Skip the pictures and extract all of the lines exactly as written.

(Recorded data)
● ● ● ● ● ● ●
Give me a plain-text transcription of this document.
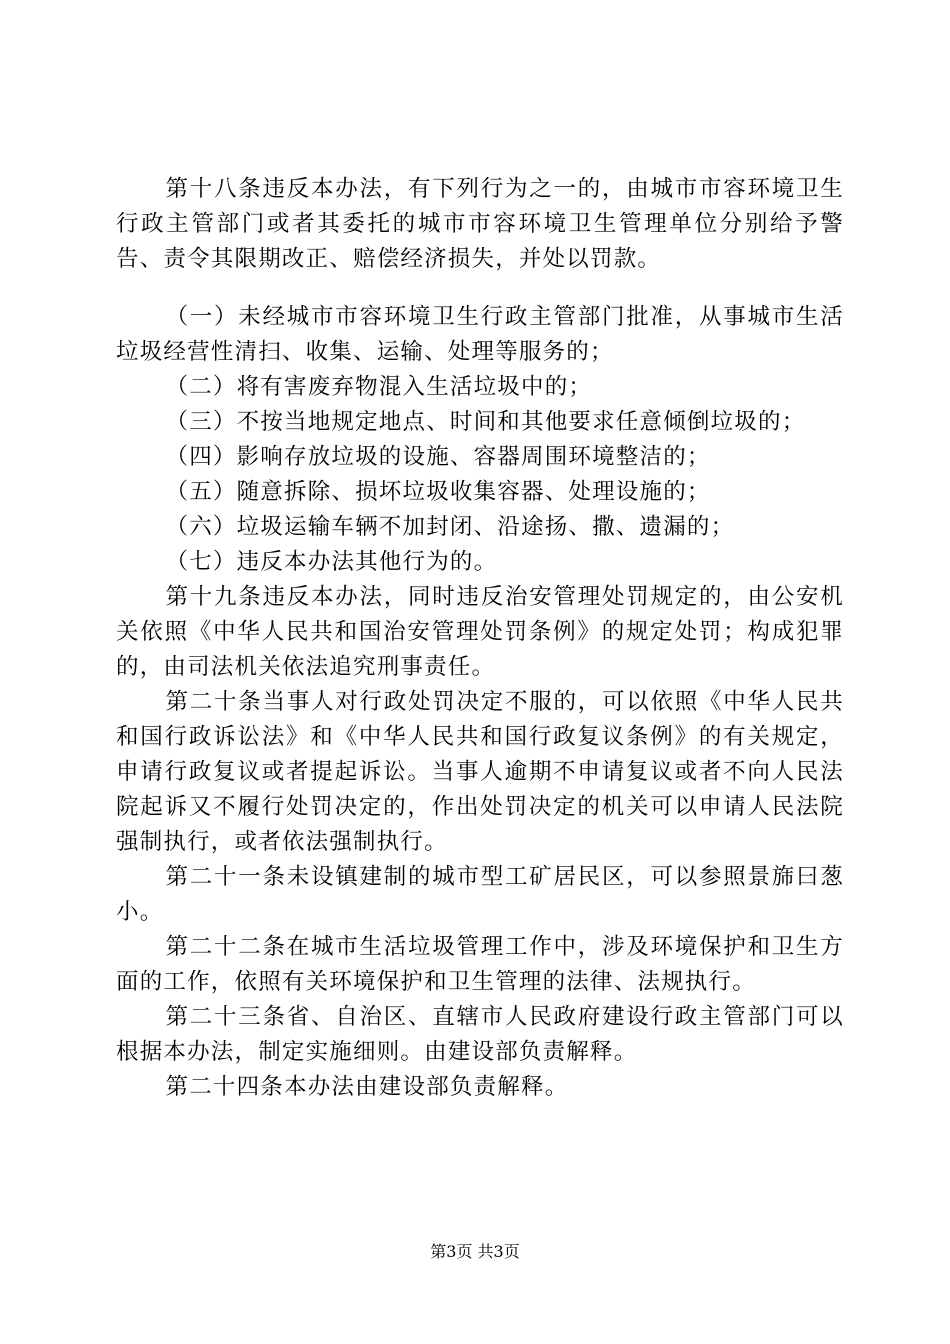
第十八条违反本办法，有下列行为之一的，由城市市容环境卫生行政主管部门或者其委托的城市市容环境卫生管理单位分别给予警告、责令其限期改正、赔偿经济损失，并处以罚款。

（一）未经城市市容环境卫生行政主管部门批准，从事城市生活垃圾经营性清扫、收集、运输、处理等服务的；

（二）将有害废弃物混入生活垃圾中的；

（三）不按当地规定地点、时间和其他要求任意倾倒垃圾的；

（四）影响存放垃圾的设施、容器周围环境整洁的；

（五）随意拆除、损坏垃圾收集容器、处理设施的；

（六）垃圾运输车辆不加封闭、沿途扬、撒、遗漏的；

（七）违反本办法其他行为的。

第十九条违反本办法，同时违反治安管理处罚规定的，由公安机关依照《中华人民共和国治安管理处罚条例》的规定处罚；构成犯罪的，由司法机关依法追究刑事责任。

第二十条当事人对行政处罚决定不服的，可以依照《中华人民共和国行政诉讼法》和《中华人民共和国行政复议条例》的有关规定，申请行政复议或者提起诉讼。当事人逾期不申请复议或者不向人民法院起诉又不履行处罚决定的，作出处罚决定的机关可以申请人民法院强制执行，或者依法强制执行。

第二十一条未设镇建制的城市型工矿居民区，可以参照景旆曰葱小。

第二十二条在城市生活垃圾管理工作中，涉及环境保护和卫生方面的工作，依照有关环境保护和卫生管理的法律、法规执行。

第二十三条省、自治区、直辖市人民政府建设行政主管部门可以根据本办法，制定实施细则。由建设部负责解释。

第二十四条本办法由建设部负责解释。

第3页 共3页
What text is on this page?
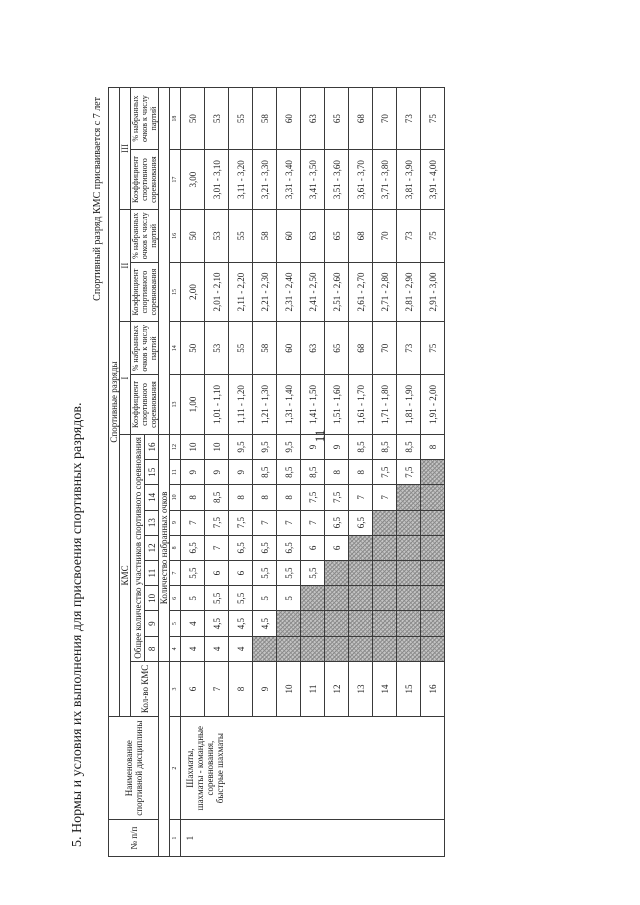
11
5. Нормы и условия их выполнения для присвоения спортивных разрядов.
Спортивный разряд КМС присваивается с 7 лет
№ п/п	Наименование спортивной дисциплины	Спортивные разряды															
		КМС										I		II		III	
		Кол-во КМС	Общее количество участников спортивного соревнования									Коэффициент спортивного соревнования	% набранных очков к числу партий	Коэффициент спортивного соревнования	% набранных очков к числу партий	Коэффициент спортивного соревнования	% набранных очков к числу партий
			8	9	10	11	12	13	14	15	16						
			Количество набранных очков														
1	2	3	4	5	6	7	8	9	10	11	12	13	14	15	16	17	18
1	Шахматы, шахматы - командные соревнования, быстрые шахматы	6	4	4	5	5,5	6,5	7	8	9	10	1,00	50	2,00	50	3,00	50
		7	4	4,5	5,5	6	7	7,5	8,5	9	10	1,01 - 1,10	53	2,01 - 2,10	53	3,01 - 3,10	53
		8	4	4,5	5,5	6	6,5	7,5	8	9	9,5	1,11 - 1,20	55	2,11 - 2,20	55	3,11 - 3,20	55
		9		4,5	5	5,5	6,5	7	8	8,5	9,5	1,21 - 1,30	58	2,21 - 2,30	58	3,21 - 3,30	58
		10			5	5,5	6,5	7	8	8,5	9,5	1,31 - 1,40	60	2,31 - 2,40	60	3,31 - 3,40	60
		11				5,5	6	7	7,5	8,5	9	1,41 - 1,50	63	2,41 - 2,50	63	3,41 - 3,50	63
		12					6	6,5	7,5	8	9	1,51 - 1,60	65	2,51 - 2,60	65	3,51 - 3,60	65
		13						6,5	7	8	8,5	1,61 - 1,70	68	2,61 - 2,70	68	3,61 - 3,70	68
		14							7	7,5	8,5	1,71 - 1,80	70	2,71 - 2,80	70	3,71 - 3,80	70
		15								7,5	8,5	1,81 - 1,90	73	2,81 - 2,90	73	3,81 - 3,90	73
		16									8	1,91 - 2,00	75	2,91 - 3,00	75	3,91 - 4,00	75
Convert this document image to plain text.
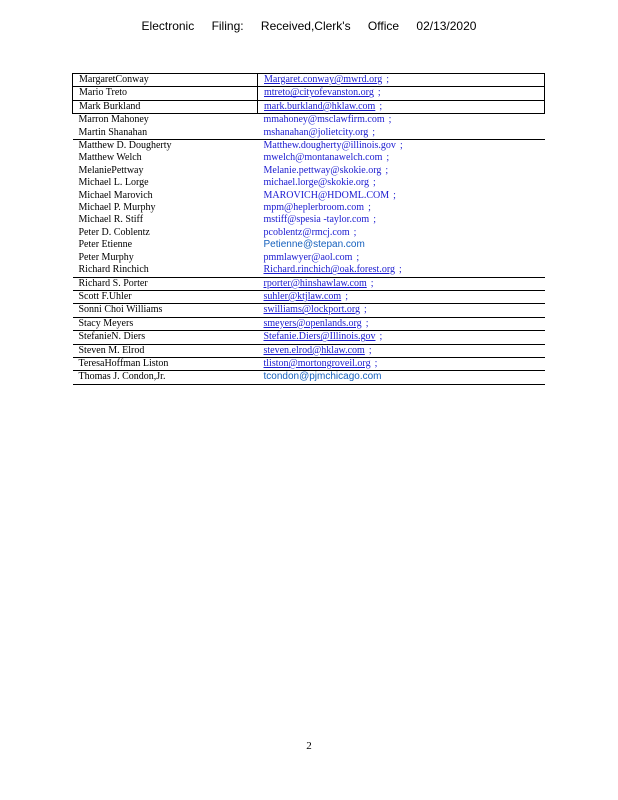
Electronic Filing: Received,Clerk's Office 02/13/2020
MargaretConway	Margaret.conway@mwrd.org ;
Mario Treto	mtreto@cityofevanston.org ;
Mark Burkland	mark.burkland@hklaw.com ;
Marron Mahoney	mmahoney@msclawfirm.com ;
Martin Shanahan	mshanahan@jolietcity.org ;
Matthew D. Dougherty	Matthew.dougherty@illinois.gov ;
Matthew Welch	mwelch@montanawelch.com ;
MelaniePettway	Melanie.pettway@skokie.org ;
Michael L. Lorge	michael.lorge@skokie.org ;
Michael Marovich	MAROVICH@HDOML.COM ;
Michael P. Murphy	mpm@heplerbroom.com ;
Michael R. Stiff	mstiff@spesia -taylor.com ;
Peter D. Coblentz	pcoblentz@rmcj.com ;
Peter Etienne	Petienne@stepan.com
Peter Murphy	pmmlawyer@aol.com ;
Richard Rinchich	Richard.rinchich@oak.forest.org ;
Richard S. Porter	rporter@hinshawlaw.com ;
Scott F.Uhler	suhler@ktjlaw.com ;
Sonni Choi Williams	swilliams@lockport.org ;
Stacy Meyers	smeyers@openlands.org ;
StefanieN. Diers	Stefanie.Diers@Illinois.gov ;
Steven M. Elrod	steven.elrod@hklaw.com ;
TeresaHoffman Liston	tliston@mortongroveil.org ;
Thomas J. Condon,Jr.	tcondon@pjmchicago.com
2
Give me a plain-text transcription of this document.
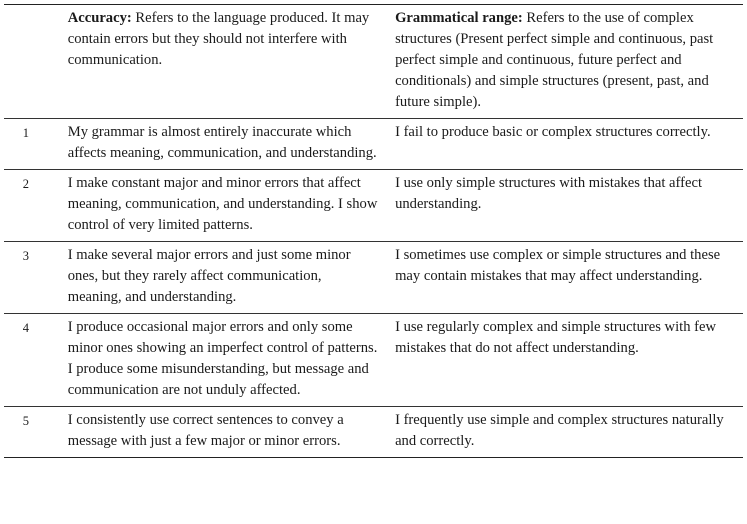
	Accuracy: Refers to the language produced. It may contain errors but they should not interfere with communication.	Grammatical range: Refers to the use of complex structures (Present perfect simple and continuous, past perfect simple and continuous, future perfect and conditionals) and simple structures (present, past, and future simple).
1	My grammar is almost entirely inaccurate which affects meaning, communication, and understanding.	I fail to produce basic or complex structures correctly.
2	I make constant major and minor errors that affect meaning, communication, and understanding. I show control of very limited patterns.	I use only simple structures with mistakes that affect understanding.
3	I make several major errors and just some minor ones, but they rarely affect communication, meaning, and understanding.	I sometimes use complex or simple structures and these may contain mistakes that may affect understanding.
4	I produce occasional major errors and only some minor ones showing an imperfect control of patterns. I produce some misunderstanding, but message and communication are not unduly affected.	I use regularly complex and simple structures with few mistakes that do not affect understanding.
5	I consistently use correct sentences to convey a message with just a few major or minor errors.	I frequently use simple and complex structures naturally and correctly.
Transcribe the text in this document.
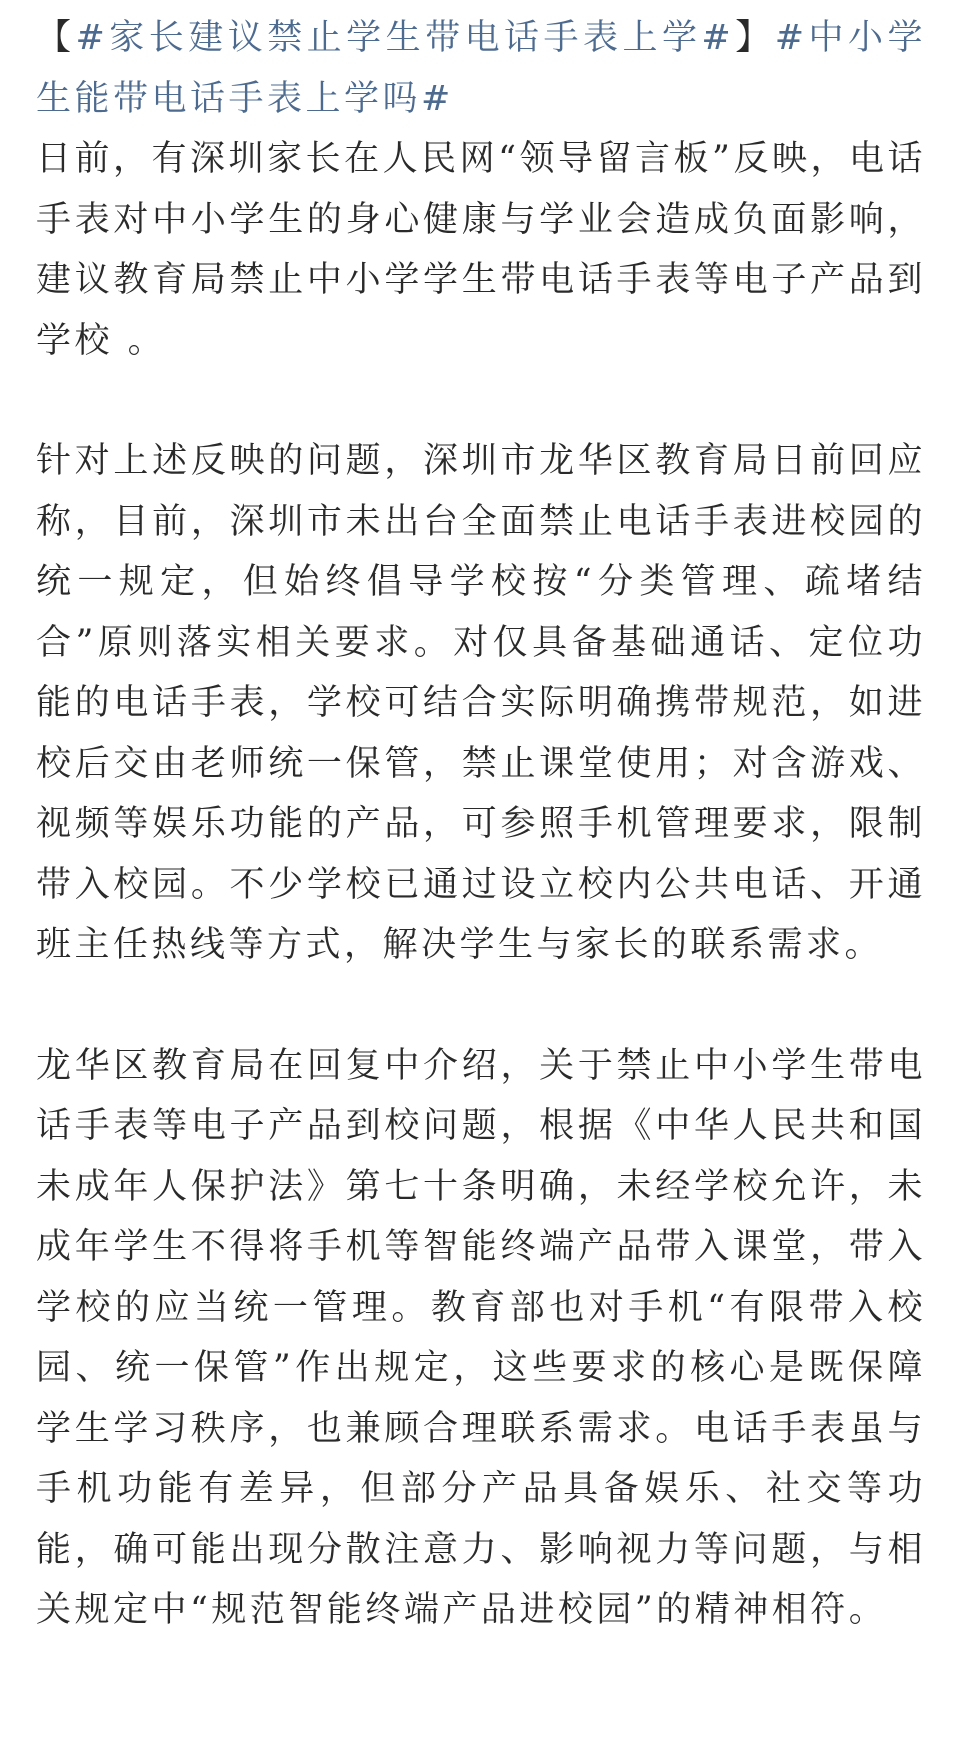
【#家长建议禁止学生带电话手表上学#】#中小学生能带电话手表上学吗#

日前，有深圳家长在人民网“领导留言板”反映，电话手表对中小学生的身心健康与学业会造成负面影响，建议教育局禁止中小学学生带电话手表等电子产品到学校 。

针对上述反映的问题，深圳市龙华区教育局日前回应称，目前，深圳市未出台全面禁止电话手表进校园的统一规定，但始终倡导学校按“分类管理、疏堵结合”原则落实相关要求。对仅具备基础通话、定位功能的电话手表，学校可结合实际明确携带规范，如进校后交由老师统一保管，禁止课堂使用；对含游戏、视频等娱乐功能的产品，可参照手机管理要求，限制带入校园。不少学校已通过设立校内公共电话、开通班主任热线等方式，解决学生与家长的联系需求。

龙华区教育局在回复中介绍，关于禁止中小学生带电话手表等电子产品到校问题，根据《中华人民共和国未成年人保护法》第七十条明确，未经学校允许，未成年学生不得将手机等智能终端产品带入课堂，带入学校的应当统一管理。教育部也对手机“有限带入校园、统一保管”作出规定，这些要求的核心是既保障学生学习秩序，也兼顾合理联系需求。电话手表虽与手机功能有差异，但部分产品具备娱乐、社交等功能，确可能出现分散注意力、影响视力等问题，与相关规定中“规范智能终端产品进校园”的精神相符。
● ● ● ● ● ● ●
> **Task result**
Give me a plain-text transcription of this document.
第十八条违反本办法，有下列行为之一的，由城市市容环境卫生行政主管部门或者其委托的城市市容环境卫生管理单位分别给予警告、责令其限期改正、赔偿经济损失，并处以罚款。

（一）未经城市市容环境卫生行政主管部门批准，从事城市生活垃圾经营性清扫、收集、运输、处理等服务的；

（二）将有害废弃物混入生活垃圾中的；

（三）不按当地规定地点、时间和其他要求任意倾倒垃圾的；

（四）影响存放垃圾的设施、容器周围环境整洁的；

（五）随意拆除、损坏垃圾收集容器、处理设施的；

（六）垃圾运输车辆不加封闭、沿途扬、撒、遗漏的；

（七）违反本办法其他行为的。

第十九条违反本办法，同时违反治安管理处罚规定的，由公安机关依照《中华人民共和国治安管理处罚条例》的规定处罚；构成犯罪的，由司法机关依法追究刑事责任。

第二十条当事人对行政处罚决定不服的，可以依照《中华人民共和国行政诉讼法》和《中华人民共和国行政复议条例》的有关规定，申请行政复议或者提起诉讼。当事人逾期不申请复议或者不向人民法院起诉又不履行处罚决定的，作出处罚决定的机关可以申请人民法院强制执行，或者依法强制执行。

第二十一条未设镇建制的城市型工矿居民区，可以参照景旆曰葱小。

第二十二条在城市生活垃圾管理工作中，涉及环境保护和卫生方面的工作，依照有关环境保护和卫生管理的法律、法规执行。

第二十三条省、自治区、直辖市人民政府建设行政主管部门可以根据本办法，制定实施细则。由建设部负责解释。

第二十四条本办法由建设部负责解释。

第3页 共3页
What text is on this page?
11
5. Нормы и условия их выполнения для присвоения спортивных разрядов.
Спортивный разряд КМС присваивается с 7 лет
№ п/п	Наименование спортивной дисциплины	Спортивные разряды															
		КМС										I		II		III	
		Кол-во КМС	Общее количество участников спортивного соревнования									Коэффициент спортивного соревнования	% набранных очков к числу партий	Коэффициент спортивного соревнования	% набранных очков к числу партий	Коэффициент спортивного соревнования	% набранных очков к числу партий
			8	9	10	11	12	13	14	15	16						
			Количество набранных очков														
1	2	3	4	5	6	7	8	9	10	11	12	13	14	15	16	17	18
1	Шахматы, шахматы - командные соревнования, быстрые шахматы	6	4	4	5	5,5	6,5	7	8	9	10	1,00	50	2,00	50	3,00	50
		7	4	4,5	5,5	6	7	7,5	8,5	9	10	1,01 - 1,10	53	2,01 - 2,10	53	3,01 - 3,10	53
		8	4	4,5	5,5	6	6,5	7,5	8	9	9,5	1,11 - 1,20	55	2,11 - 2,20	55	3,11 - 3,20	55
		9		4,5	5	5,5	6,5	7	8	8,5	9,5	1,21 - 1,30	58	2,21 - 2,30	58	3,21 - 3,30	58
		10			5	5,5	6,5	7	8	8,5	9,5	1,31 - 1,40	60	2,31 - 2,40	60	3,31 - 3,40	60
		11				5,5	6	7	7,5	8,5	9	1,41 - 1,50	63	2,41 - 2,50	63	3,41 - 3,50	63
		12					6	6,5	7,5	8	9	1,51 - 1,60	65	2,51 - 2,60	65	3,51 - 3,60	65
		13						6,5	7	8	8,5	1,61 - 1,70	68	2,61 - 2,70	68	3,61 - 3,70	68
		14							7	7,5	8,5	1,71 - 1,80	70	2,71 - 2,80	70	3,71 - 3,80	70
		15								7,5	8,5	1,81 - 1,90	73	2,81 - 2,90	73	3,81 - 3,90	73
		16									8	1,91 - 2,00	75	2,91 - 3,00	75	3,91 - 4,00	75
Convert this document image to plain text.
Electronic Filing: Received,Clerk's Office 02/13/2020
MargaretConway	Margaret.conway@mwrd.org ;
Mario Treto	mtreto@cityofevanston.org ;
Mark Burkland	mark.burkland@hklaw.com ;
Marron Mahoney	mmahoney@msclawfirm.com ;
Martin Shanahan	mshanahan@jolietcity.org ;
Matthew D. Dougherty	Matthew.dougherty@illinois.gov ;
Matthew Welch	mwelch@montanawelch.com ;
MelaniePettway	Melanie.pettway@skokie.org ;
Michael L. Lorge	michael.lorge@skokie.org ;
Michael Marovich	MAROVICH@HDOML.COM ;
Michael P. Murphy	mpm@heplerbroom.com ;
Michael R. Stiff	mstiff@spesia -taylor.com ;
Peter D. Coblentz	pcoblentz@rmcj.com ;
Peter Etienne	Petienne@stepan.com
Peter Murphy	pmmlawyer@aol.com ;
Richard Rinchich	Richard.rinchich@oak.forest.org ;
Richard S. Porter	rporter@hinshawlaw.com ;
Scott F.Uhler	suhler@ktjlaw.com ;
Sonni Choi Williams	swilliams@lockport.org ;
Stacy Meyers	smeyers@openlands.org ;
StefanieN. Diers	Stefanie.Diers@Illinois.gov ;
Steven M. Elrod	steven.elrod@hklaw.com ;
TeresaHoffman Liston	tliston@mortongroveil.org ;
Thomas J. Condon,Jr.	tcondon@pjmchicago.com
2
Give me a plain-text transcription of this document.
	Accuracy: Refers to the language produced. It may contain errors but they should not interfere with communication.	Grammatical range: Refers to the use of complex structures (Present perfect simple and continuous, past perfect simple and continuous, future perfect and conditionals) and simple structures (present, past, and future simple).
1	My grammar is almost entirely inaccurate which affects meaning, communication, and understanding.	I fail to produce basic or complex structures correctly.
2	I make constant major and minor errors that affect meaning, communication, and understanding. I show control of very limited patterns.	I use only simple structures with mistakes that affect understanding.
3	I make several major errors and just some minor ones, but they rarely affect communication, meaning, and understanding.	I sometimes use complex or simple structures and these may contain mistakes that may affect understanding.
4	I produce occasional major errors and only some minor ones showing an imperfect control of patterns. I produce some misunderstanding, but message and communication are not unduly affected.	I use regularly complex and simple structures with few mistakes that do not affect understanding.
5	I consistently use correct sentences to convey a message with just a few major or minor errors.	I frequently use simple and complex structures naturally and correctly.
Transcribe the text in this document.
【#家长建议禁止学生带电话手表上学#】#中小学生能带电话手表上学吗#

日前，有深圳家长在人民网“领导留言板”反映，电话手表对中小学生的身心健康与学业会造成负面影响，建议教育局禁止中小学学生带电话手表等电子产品到学校 。

针对上述反映的问题，深圳市龙华区教育局日前回应称，目前，深圳市未出台全面禁止电话手表进校园的统一规定，但始终倡导学校按“分类管理、疏堵结合”原则落实相关要求。对仅具备基础通话、定位功能的电话手表，学校可结合实际明确携带规范，如进校后交由老师统一保管，禁止课堂使用；对含游戏、视频等娱乐功能的产品，可参照手机管理要求，限制带入校园。不少学校已通过设立校内公共电话、开通班主任热线等方式，解决学生与家长的联系需求。

龙华区教育局在回复中介绍，关于禁止中小学生带电话手表等电子产品到校问题，根据《中华人民共和国未成年人保护法》第七十条明确，未经学校允许，未成年学生不得将手机等智能终端产品带入课堂，带入学校的应当统一管理。教育部也对手机“有限带入校园、统一保管”作出规定，这些要求的核心是既保障学生学习秩序，也兼顾合理联系需求。电话手表虽与手机功能有差异，但部分产品具备娱乐、社交等功能，确可能出现分散注意力、影响视力等问题，与相关规定中“规范智能终端产品进校园”的精神相符。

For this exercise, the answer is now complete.